Objective>
From the records below, copy word for word the stretch of lines from the one containing "Patent image size: (1320, 1084)." through the one containing "The cutout 516 is at (1107, 637).", including both of those lines.

Provided records>

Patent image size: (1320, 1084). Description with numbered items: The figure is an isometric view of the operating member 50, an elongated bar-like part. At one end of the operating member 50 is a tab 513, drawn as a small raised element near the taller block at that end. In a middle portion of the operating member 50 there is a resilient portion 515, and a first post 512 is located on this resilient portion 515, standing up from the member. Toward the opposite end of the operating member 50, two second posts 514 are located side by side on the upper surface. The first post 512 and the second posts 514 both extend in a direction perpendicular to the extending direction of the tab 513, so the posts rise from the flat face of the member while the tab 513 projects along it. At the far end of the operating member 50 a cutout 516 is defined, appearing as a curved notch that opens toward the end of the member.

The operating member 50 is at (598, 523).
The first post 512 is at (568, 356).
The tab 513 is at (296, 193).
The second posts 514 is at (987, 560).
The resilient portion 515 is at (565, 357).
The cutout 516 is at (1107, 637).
* * *
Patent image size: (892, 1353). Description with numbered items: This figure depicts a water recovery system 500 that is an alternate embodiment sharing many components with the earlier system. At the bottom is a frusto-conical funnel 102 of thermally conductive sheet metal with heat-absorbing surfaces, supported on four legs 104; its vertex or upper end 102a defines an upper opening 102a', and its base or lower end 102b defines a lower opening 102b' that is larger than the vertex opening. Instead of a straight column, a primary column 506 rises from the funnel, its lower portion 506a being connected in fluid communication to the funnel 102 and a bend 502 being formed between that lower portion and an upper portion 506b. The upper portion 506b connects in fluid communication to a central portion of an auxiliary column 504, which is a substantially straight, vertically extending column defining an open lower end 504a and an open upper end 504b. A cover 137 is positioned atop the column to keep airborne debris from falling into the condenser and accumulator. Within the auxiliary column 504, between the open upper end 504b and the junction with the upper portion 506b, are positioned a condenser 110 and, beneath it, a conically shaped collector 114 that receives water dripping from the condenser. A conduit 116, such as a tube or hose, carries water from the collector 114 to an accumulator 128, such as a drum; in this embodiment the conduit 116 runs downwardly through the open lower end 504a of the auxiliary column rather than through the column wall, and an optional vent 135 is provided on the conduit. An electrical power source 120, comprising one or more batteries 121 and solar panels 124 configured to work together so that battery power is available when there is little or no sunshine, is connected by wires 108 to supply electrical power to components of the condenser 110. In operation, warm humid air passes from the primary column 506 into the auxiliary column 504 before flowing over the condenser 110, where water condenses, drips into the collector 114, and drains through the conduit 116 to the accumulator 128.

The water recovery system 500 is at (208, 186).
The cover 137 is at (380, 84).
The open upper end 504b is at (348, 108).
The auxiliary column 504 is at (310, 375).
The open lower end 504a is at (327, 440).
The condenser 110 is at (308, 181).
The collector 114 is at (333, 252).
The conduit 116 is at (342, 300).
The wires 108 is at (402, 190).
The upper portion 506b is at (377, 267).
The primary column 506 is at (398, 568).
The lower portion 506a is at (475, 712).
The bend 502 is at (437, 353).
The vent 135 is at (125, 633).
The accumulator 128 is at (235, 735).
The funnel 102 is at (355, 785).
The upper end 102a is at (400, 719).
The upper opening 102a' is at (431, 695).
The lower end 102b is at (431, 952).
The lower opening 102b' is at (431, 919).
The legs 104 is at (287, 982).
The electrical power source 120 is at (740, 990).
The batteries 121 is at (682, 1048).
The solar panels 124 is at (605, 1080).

Written reply>
Patent image size: (1320, 1084). Description with numbered items: The figure is an isometric view of the operating member 50, an elongated bar-like part. At one end of the operating member 50 is a tab 513, drawn as a small raised element near the taller block at that end. In a middle portion of the operating member 50 there is a resilient portion 515, and a first post 512 is located on this resilient portion 515, standing up from the member. Toward the opposite end of the operating member 50, two second posts 514 are located side by side on the upper surface. The first post 512 and the second posts 514 both extend in a direction perpendicular to the extending direction of the tab 513, so the posts rise from the flat face of the member while the tab 513 projects along it. At the far end of the operating member 50 a cutout 516 is defined, appearing as a curved notch that opens toward the end of the member.

The operating member 50 is at (598, 523).
The first post 512 is at (568, 356).
The tab 513 is at (296, 193).
The second posts 514 is at (987, 560).
The resilient portion 515 is at (565, 357).
The cutout 516 is at (1107, 637).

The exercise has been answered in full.